Chart and figure data:
(begin)

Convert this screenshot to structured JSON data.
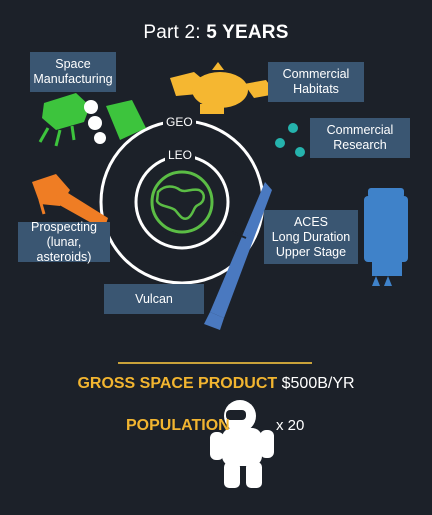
{
  "header": {
    "part": "Part 2:",
    "period": "5 YEARS"
  },
  "orbits": {
    "outer": "GEO",
    "inner": "LEO"
  },
  "callouts": {
    "manufacturing": [
      "Space",
      "Manufacturing"
    ],
    "habitats": [
      "Commercial",
      "Habitats"
    ],
    "research": [
      "Commercial",
      "Research"
    ],
    "prospecting": [
      "Prospecting",
      "(lunar, asteroids)"
    ],
    "aces": [
      "ACES",
      "Long Duration",
      "Upper Stage"
    ],
    "vulcan": "Vulcan"
  },
  "stats": {
    "gsp_label": "GROSS SPACE PRODUCT",
    "gsp_value": "$500B/YR",
    "population_label": "POPULATION",
    "population_value": "x 20"
  },
  "colors": {
    "background": "#1c2129",
    "callout_box": "#3a5672",
    "accent_gold": "#f2b530",
    "manufacturing_green": "#3dc43d",
    "habitat_yellow": "#f5b731",
    "research_teal": "#25b3ad",
    "prospecting_orange": "#ef7d24",
    "aces_blue": "#3f82c9",
    "vulcan_blue": "#4a79c0",
    "earth_green": "#5bbd45"
  },
  "icons": [
    "manufacturing-satellite-icon",
    "habitat-module-icon",
    "research-dots-icon",
    "prospecting-probe-icon",
    "aces-upper-stage-icon",
    "vulcan-rocket-icon",
    "earth-icon",
    "astronaut-icon"
  ]
}
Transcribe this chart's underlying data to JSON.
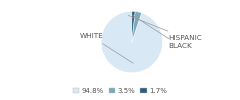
{
  "slices": [
    94.8,
    3.5,
    1.7
  ],
  "labels": [
    "WHITE",
    "HISPANIC",
    "BLACK"
  ],
  "colors": [
    "#d9e8f5",
    "#7baabf",
    "#2e5f7a"
  ],
  "legend_labels": [
    "94.8%",
    "3.5%",
    "1.7%"
  ],
  "legend_colors": [
    "#d9e8f5",
    "#7baabf",
    "#2e5f7a"
  ],
  "label_fontsize": 5.2,
  "legend_fontsize": 5.0,
  "startangle": 90,
  "text_color": "#555555"
}
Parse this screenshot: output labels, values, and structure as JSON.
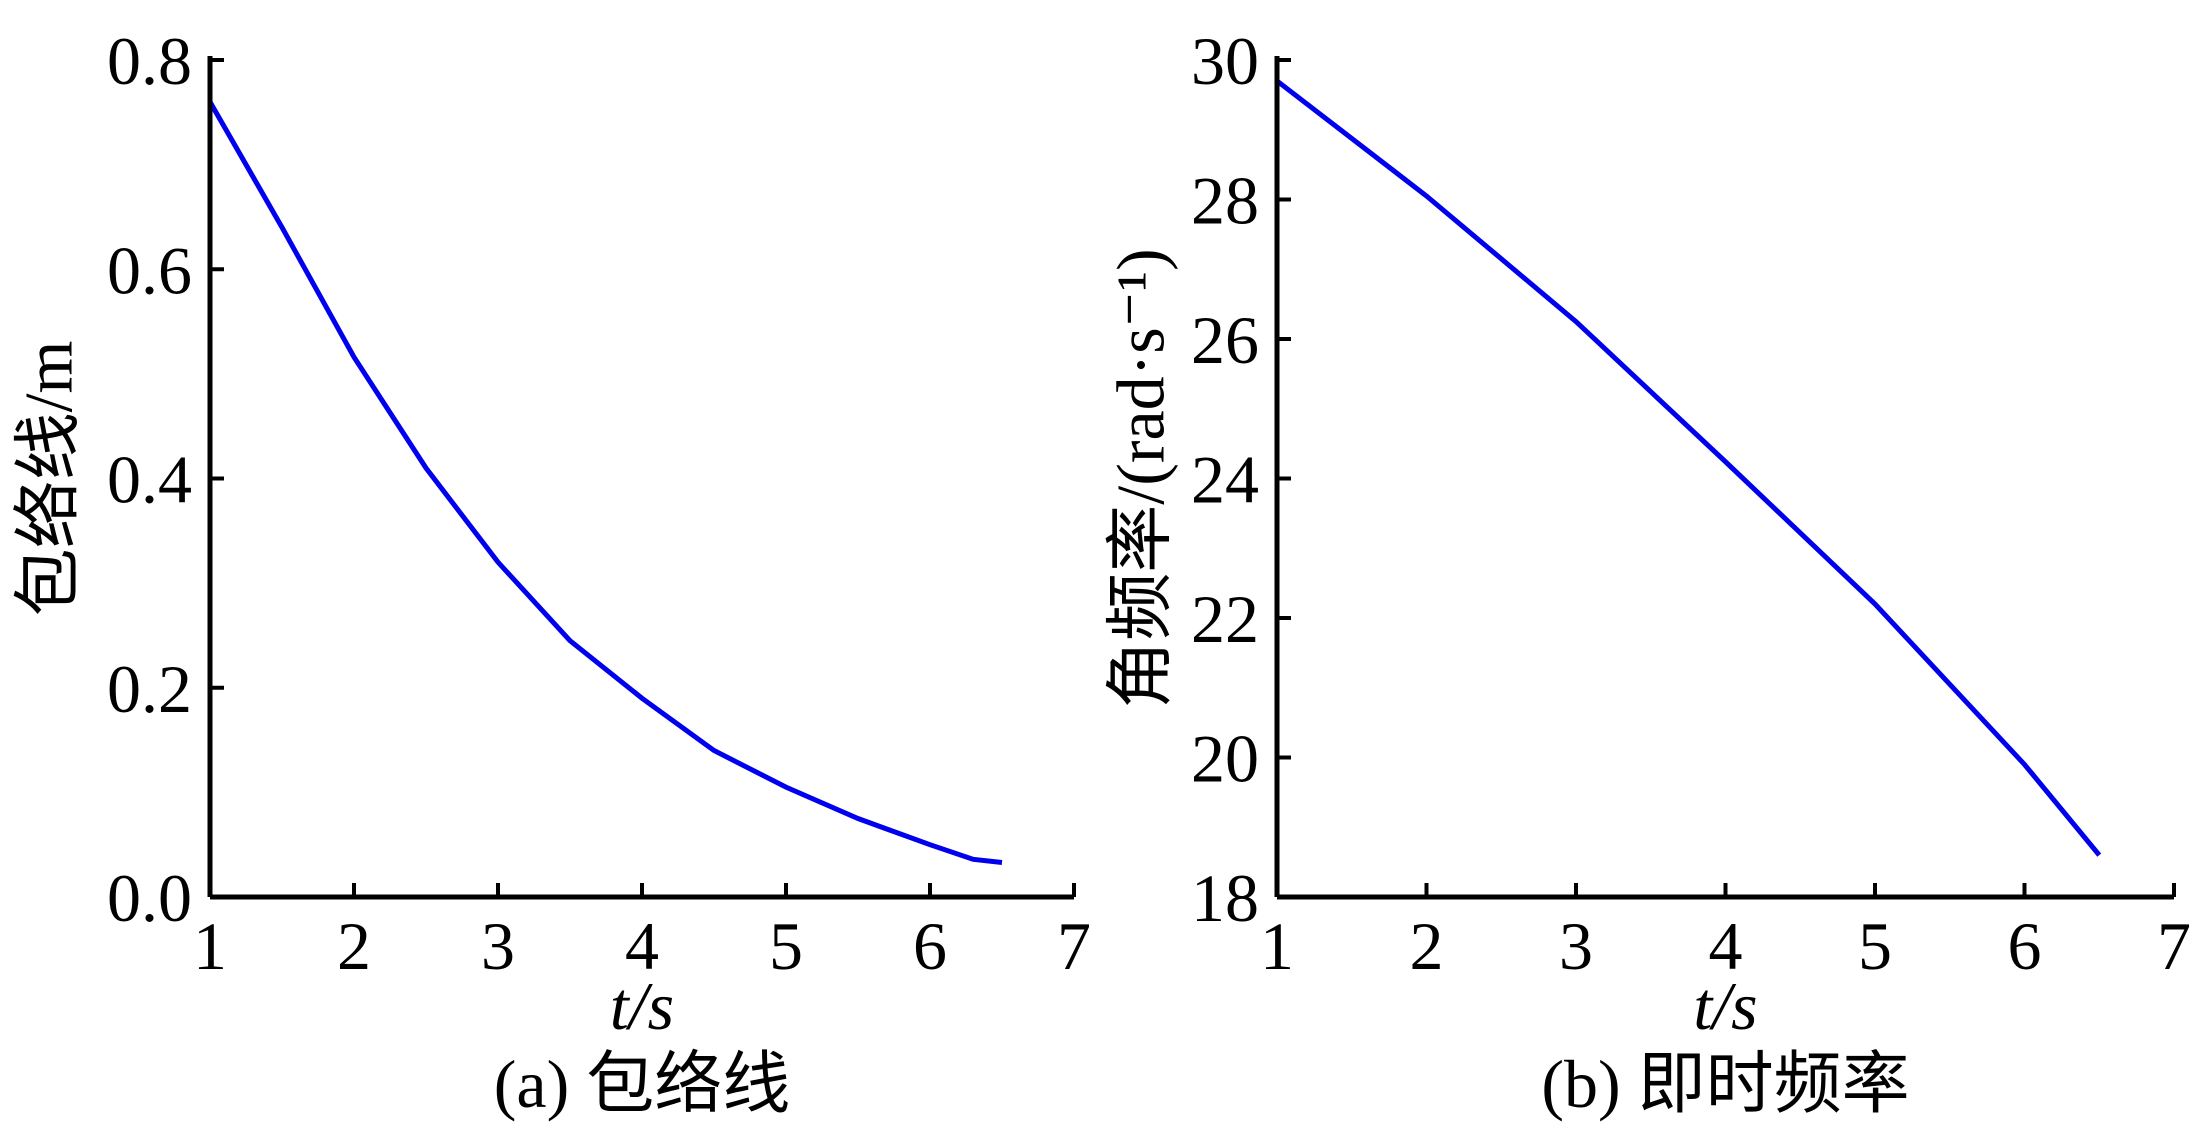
{
  "chart_data": [
    {
      "type": "line",
      "title": "(a) 包络线",
      "x_label": "t/s",
      "y_label": "包络线/m",
      "xlim": [
        1,
        7
      ],
      "xticks": [
        1,
        2,
        3,
        4,
        5,
        6,
        7
      ],
      "ylim": [
        0,
        0.8
      ],
      "yticks": [
        {
          "value": 0,
          "label": "0.0"
        },
        0.2,
        0.4,
        0.6,
        0.8
      ],
      "grid": false,
      "series": [
        {
          "color": "#0000ee",
          "x": [
            1,
            1.5,
            2,
            2.5,
            3,
            3.5,
            4,
            4.5,
            5,
            5.5,
            6,
            6.3,
            6.5
          ],
          "values": [
            0.76,
            0.64,
            0.516,
            0.41,
            0.32,
            0.245,
            0.19,
            0.14,
            0.105,
            0.075,
            0.05,
            0.036,
            0.033
          ]
        }
      ]
    },
    {
      "type": "line",
      "title": "(b) 即时频率",
      "x_label": "t/s",
      "y_label": "角频率/(rad·s⁻¹)",
      "xlim": [
        1,
        7
      ],
      "xticks": [
        1,
        2,
        3,
        4,
        5,
        6,
        7
      ],
      "ylim": [
        18,
        30
      ],
      "yticks": [
        18,
        20,
        22,
        24,
        26,
        28,
        30
      ],
      "grid": false,
      "series": [
        {
          "color": "#0000ee",
          "x": [
            1,
            2,
            3,
            4,
            5,
            6,
            6.5
          ],
          "values": [
            29.7,
            28.05,
            26.25,
            24.24,
            22.2,
            19.9,
            18.6
          ]
        }
      ]
    }
  ]
}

(end)

*WHAT YOU ARE ASKED TO DO*
Skip the pictures and transcribe the rest of the records exactly.

*SOLUTION FOR THIS TASK*
Convert this screenshot to structured JSON data.
{
  "header": {
    "part": "Part 2:",
    "period": "5 YEARS"
  },
  "orbits": {
    "outer": "GEO",
    "inner": "LEO"
  },
  "callouts": {
    "manufacturing": [
      "Space",
      "Manufacturing"
    ],
    "habitats": [
      "Commercial",
      "Habitats"
    ],
    "research": [
      "Commercial",
      "Research"
    ],
    "prospecting": [
      "Prospecting",
      "(lunar, asteroids)"
    ],
    "aces": [
      "ACES",
      "Long Duration",
      "Upper Stage"
    ],
    "vulcan": "Vulcan"
  },
  "stats": {
    "gsp_label": "GROSS SPACE PRODUCT",
    "gsp_value": "$500B/YR",
    "population_label": "POPULATION",
    "population_value": "x 20"
  },
  "colors": {
    "background": "#1c2129",
    "callout_box": "#3a5672",
    "accent_gold": "#f2b530",
    "manufacturing_green": "#3dc43d",
    "habitat_yellow": "#f5b731",
    "research_teal": "#25b3ad",
    "prospecting_orange": "#ef7d24",
    "aces_blue": "#3f82c9",
    "vulcan_blue": "#4a79c0",
    "earth_green": "#5bbd45"
  },
  "icons": [
    "manufacturing-satellite-icon",
    "habitat-module-icon",
    "research-dots-icon",
    "prospecting-probe-icon",
    "aces-upper-stage-icon",
    "vulcan-rocket-icon",
    "earth-icon",
    "astronaut-icon"
  ]
}
Transcribe this chart's underlying data to JSON.
{
  "slices": [
    94.8,
    3.5,
    1.7
  ],
  "labels": [
    "WHITE",
    "HISPANIC",
    "BLACK"
  ],
  "colors": [
    "#d9e8f5",
    "#7baabf",
    "#2e5f7a"
  ],
  "legend_labels": [
    "94.8%",
    "3.5%",
    "1.7%"
  ],
  "legend_colors": [
    "#d9e8f5",
    "#7baabf",
    "#2e5f7a"
  ],
  "label_fontsize": 5.2,
  "legend_fontsize": 5.0,
  "startangle": 90,
  "text_color": "#555555"
}
Parse this screenshot: output labels, values, and structure as JSON.
{
  "chart_data": [
    {
      "type": "line",
      "title": "(a) 包络线",
      "x_label": "t/s",
      "y_label": "包络线/m",
      "xlim": [
        1,
        7
      ],
      "xticks": [
        1,
        2,
        3,
        4,
        5,
        6,
        7
      ],
      "ylim": [
        0,
        0.8
      ],
      "yticks": [
        {
          "value": 0,
          "label": "0.0"
        },
        0.2,
        0.4,
        0.6,
        0.8
      ],
      "grid": false,
      "series": [
        {
          "color": "#0000ee",
          "x": [
            1,
            1.5,
            2,
            2.5,
            3,
            3.5,
            4,
            4.5,
            5,
            5.5,
            6,
            6.3,
            6.5
          ],
          "values": [
            0.76,
            0.64,
            0.516,
            0.41,
            0.32,
            0.245,
            0.19,
            0.14,
            0.105,
            0.075,
            0.05,
            0.036,
            0.033
          ]
        }
      ]
    },
    {
      "type": "line",
      "title": "(b) 即时频率",
      "x_label": "t/s",
      "y_label": "角频率/(rad·s⁻¹)",
      "xlim": [
        1,
        7
      ],
      "xticks": [
        1,
        2,
        3,
        4,
        5,
        6,
        7
      ],
      "ylim": [
        18,
        30
      ],
      "yticks": [
        18,
        20,
        22,
        24,
        26,
        28,
        30
      ],
      "grid": false,
      "series": [
        {
          "color": "#0000ee",
          "x": [
            1,
            2,
            3,
            4,
            5,
            6,
            6.5
          ],
          "values": [
            29.7,
            28.05,
            26.25,
            24.24,
            22.2,
            19.9,
            18.6
          ]
        }
      ]
    }
  ]
}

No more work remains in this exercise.